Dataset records

[Begin]

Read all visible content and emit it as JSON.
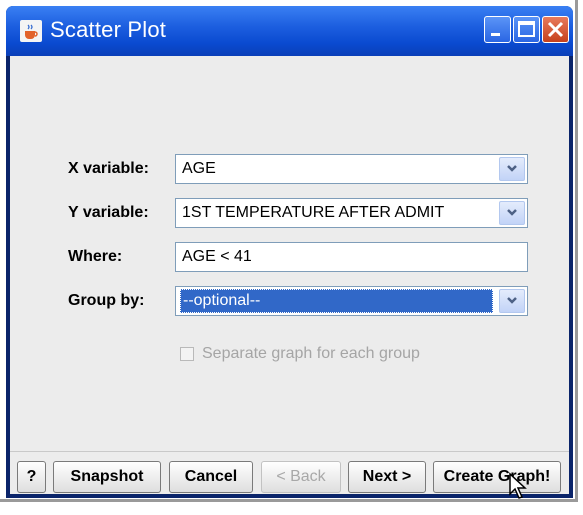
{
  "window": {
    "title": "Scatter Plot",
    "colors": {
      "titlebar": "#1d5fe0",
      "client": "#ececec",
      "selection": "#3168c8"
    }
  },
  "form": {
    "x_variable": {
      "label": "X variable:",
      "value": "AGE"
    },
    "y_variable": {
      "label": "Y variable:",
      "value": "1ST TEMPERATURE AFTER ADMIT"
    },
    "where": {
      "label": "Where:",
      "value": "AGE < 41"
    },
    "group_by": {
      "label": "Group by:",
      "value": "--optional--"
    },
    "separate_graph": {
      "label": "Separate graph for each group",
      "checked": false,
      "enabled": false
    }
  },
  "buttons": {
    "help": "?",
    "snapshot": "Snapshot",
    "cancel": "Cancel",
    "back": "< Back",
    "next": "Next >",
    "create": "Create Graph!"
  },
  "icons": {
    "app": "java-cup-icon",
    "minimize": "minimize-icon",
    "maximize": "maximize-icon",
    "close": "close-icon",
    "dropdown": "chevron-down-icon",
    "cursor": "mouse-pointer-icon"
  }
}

[End]
[Begin]

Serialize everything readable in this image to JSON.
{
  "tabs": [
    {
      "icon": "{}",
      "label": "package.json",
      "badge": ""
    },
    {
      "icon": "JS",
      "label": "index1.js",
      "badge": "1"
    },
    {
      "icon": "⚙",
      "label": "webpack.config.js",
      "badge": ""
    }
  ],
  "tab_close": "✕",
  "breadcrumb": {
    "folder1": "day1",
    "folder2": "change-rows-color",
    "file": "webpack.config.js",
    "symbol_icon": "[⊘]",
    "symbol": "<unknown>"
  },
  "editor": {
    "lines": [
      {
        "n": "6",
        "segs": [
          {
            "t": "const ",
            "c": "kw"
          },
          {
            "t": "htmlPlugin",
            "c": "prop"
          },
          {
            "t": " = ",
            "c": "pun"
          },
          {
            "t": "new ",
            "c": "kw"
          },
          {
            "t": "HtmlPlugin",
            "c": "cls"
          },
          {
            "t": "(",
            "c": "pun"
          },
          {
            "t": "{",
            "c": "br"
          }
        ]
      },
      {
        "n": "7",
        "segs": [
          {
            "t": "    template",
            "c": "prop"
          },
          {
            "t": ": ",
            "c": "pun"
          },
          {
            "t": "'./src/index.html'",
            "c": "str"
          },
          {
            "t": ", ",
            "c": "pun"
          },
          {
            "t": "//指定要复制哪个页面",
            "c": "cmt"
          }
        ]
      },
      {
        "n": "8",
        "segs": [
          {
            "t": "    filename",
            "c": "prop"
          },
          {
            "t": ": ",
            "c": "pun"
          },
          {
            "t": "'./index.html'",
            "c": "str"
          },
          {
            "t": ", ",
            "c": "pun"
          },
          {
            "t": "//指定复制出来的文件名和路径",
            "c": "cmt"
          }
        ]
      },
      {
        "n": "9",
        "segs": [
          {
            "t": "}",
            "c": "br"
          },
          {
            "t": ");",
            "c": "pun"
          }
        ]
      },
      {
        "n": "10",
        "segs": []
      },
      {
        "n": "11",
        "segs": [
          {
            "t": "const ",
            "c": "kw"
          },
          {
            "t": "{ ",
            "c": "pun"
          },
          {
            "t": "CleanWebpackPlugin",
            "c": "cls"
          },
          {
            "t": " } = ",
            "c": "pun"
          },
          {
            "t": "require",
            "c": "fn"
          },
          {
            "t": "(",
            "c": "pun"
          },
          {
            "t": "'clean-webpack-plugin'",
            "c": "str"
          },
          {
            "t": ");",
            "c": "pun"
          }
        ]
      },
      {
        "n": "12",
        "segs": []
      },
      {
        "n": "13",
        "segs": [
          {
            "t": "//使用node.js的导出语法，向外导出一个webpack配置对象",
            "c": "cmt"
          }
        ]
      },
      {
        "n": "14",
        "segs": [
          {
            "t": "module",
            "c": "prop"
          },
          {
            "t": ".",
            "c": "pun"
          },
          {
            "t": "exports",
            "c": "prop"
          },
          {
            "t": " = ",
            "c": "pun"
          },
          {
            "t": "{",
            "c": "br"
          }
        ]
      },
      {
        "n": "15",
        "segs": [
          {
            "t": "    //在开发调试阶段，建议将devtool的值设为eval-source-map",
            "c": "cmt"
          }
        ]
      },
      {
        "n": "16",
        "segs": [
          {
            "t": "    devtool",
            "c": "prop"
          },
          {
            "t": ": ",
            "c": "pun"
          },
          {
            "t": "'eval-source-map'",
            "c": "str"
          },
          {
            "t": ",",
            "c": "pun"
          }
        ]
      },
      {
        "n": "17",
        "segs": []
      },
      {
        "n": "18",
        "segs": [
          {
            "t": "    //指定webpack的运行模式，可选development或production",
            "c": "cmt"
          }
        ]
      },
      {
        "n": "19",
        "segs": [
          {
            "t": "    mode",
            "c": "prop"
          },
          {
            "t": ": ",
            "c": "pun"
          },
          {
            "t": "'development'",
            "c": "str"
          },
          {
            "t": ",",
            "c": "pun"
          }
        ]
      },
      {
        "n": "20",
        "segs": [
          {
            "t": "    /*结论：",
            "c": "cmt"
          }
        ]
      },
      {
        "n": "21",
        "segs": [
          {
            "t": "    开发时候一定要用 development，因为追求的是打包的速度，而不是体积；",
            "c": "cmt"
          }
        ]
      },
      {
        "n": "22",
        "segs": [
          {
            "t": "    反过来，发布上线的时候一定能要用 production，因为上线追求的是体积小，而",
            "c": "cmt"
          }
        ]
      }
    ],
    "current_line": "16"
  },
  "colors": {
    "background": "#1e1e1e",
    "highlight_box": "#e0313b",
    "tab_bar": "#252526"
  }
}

[End]

Extract from the data every line where "source" shows up.

            "t": "    //在开发调试阶段，建议将devtool的值设为eval-source-map",
            "t": "'eval-source-map'",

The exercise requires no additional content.